======== INFORMATION SHOWN ========

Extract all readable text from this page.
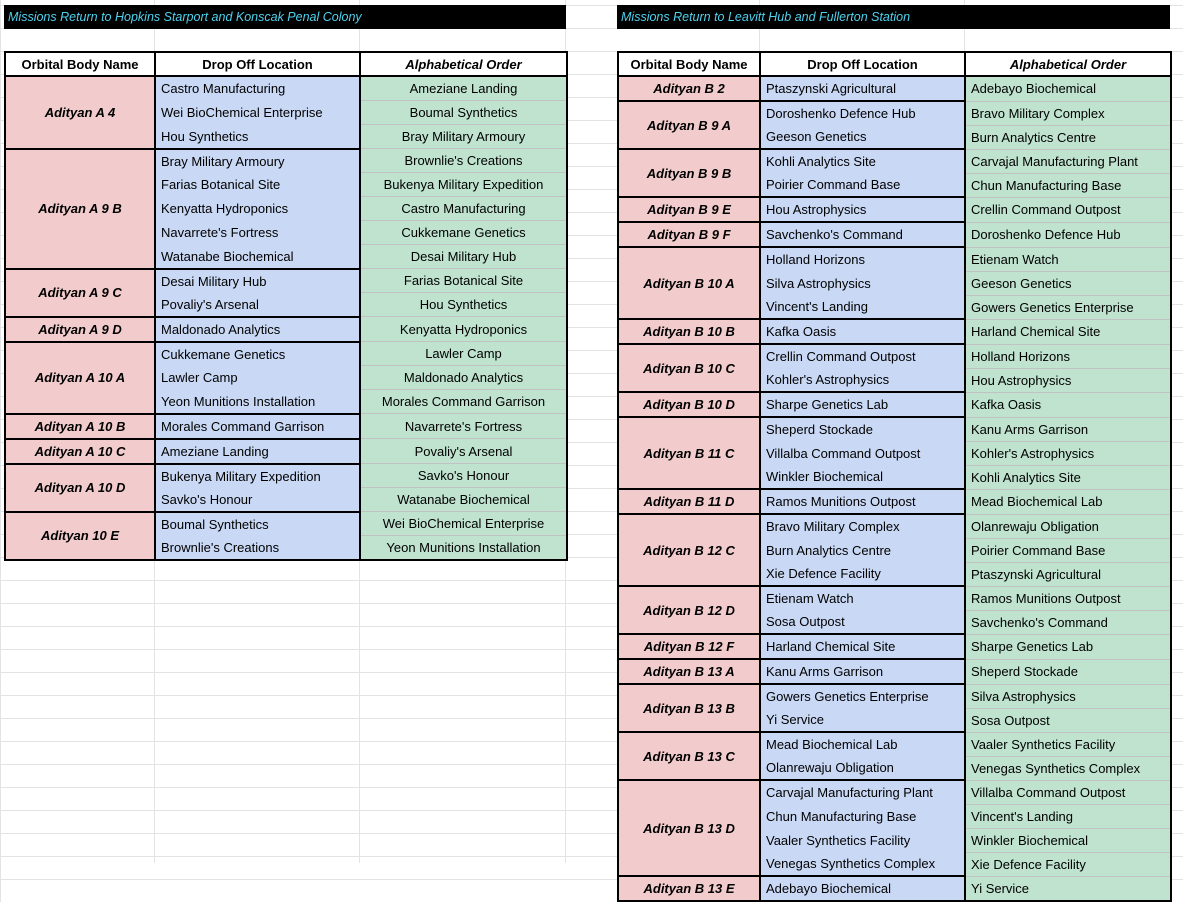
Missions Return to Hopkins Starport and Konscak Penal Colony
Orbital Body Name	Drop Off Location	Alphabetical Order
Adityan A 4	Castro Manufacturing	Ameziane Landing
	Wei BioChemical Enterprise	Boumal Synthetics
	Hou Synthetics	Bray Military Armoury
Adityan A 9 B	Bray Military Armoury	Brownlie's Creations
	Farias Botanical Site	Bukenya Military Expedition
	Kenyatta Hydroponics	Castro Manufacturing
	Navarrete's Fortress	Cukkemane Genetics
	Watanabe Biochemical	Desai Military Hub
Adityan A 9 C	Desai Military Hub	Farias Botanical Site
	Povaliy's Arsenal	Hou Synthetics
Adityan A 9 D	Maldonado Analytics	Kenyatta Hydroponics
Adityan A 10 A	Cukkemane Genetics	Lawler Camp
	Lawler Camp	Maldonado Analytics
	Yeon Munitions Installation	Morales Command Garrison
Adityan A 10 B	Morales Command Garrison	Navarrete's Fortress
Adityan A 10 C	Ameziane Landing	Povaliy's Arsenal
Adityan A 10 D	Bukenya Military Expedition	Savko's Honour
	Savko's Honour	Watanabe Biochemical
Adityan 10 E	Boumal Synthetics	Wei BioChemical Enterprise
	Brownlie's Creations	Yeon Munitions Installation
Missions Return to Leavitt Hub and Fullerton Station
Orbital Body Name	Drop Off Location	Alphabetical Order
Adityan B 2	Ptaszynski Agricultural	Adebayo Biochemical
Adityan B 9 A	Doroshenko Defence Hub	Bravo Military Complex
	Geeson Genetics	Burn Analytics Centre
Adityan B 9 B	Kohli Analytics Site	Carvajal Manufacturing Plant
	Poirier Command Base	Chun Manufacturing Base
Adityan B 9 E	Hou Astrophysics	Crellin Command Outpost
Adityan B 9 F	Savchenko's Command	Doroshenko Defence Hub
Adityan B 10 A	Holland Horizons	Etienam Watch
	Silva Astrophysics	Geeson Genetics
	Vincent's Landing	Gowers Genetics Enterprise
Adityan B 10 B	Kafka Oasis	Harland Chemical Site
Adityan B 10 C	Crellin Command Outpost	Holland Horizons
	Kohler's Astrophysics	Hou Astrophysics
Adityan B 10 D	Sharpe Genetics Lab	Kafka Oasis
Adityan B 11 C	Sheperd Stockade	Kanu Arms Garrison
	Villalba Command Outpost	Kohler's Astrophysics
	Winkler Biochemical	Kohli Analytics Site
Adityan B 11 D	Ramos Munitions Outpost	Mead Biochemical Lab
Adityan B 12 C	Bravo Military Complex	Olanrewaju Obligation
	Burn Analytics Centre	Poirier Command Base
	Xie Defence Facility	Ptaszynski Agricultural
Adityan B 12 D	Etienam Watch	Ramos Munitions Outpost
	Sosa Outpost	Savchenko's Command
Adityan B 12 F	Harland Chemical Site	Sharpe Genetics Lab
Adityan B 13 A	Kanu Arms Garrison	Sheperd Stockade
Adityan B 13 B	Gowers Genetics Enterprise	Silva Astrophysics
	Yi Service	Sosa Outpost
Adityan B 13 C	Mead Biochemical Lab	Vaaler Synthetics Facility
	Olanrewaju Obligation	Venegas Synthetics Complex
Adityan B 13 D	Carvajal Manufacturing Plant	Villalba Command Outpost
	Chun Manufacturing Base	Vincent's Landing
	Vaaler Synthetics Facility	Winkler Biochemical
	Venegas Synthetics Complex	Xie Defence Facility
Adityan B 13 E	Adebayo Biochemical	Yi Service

========

→ **WORK REQUIRED**
Omit any images, then output the listing exactly.

→ **RESULT FOR THIS EXERCISE**
Extract all readable text from this page.
Missions Return to Hopkins Starport and Konscak Penal Colony
Orbital Body Name	Drop Off Location	Alphabetical Order
Adityan A 4	Castro Manufacturing	Ameziane Landing
	Wei BioChemical Enterprise	Boumal Synthetics
	Hou Synthetics	Bray Military Armoury
Adityan A 9 B	Bray Military Armoury	Brownlie's Creations
	Farias Botanical Site	Bukenya Military Expedition
	Kenyatta Hydroponics	Castro Manufacturing
	Navarrete's Fortress	Cukkemane Genetics
	Watanabe Biochemical	Desai Military Hub
Adityan A 9 C	Desai Military Hub	Farias Botanical Site
	Povaliy's Arsenal	Hou Synthetics
Adityan A 9 D	Maldonado Analytics	Kenyatta Hydroponics
Adityan A 10 A	Cukkemane Genetics	Lawler Camp
	Lawler Camp	Maldonado Analytics
	Yeon Munitions Installation	Morales Command Garrison
Adityan A 10 B	Morales Command Garrison	Navarrete's Fortress
Adityan A 10 C	Ameziane Landing	Povaliy's Arsenal
Adityan A 10 D	Bukenya Military Expedition	Savko's Honour
	Savko's Honour	Watanabe Biochemical
Adityan 10 E	Boumal Synthetics	Wei BioChemical Enterprise
	Brownlie's Creations	Yeon Munitions Installation
Missions Return to Leavitt Hub and Fullerton Station
Orbital Body Name	Drop Off Location	Alphabetical Order
Adityan B 2	Ptaszynski Agricultural	Adebayo Biochemical
Adityan B 9 A	Doroshenko Defence Hub	Bravo Military Complex
	Geeson Genetics	Burn Analytics Centre
Adityan B 9 B	Kohli Analytics Site	Carvajal Manufacturing Plant
	Poirier Command Base	Chun Manufacturing Base
Adityan B 9 E	Hou Astrophysics	Crellin Command Outpost
Adityan B 9 F	Savchenko's Command	Doroshenko Defence Hub
Adityan B 10 A	Holland Horizons	Etienam Watch
	Silva Astrophysics	Geeson Genetics
	Vincent's Landing	Gowers Genetics Enterprise
Adityan B 10 B	Kafka Oasis	Harland Chemical Site
Adityan B 10 C	Crellin Command Outpost	Holland Horizons
	Kohler's Astrophysics	Hou Astrophysics
Adityan B 10 D	Sharpe Genetics Lab	Kafka Oasis
Adityan B 11 C	Sheperd Stockade	Kanu Arms Garrison
	Villalba Command Outpost	Kohler's Astrophysics
	Winkler Biochemical	Kohli Analytics Site
Adityan B 11 D	Ramos Munitions Outpost	Mead Biochemical Lab
Adityan B 12 C	Bravo Military Complex	Olanrewaju Obligation
	Burn Analytics Centre	Poirier Command Base
	Xie Defence Facility	Ptaszynski Agricultural
Adityan B 12 D	Etienam Watch	Ramos Munitions Outpost
	Sosa Outpost	Savchenko's Command
Adityan B 12 F	Harland Chemical Site	Sharpe Genetics Lab
Adityan B 13 A	Kanu Arms Garrison	Sheperd Stockade
Adityan B 13 B	Gowers Genetics Enterprise	Silva Astrophysics
	Yi Service	Sosa Outpost
Adityan B 13 C	Mead Biochemical Lab	Vaaler Synthetics Facility
	Olanrewaju Obligation	Venegas Synthetics Complex
Adityan B 13 D	Carvajal Manufacturing Plant	Villalba Command Outpost
	Chun Manufacturing Base	Vincent's Landing
	Vaaler Synthetics Facility	Winkler Biochemical
	Venegas Synthetics Complex	Xie Defence Facility
Adityan B 13 E	Adebayo Biochemical	Yi Service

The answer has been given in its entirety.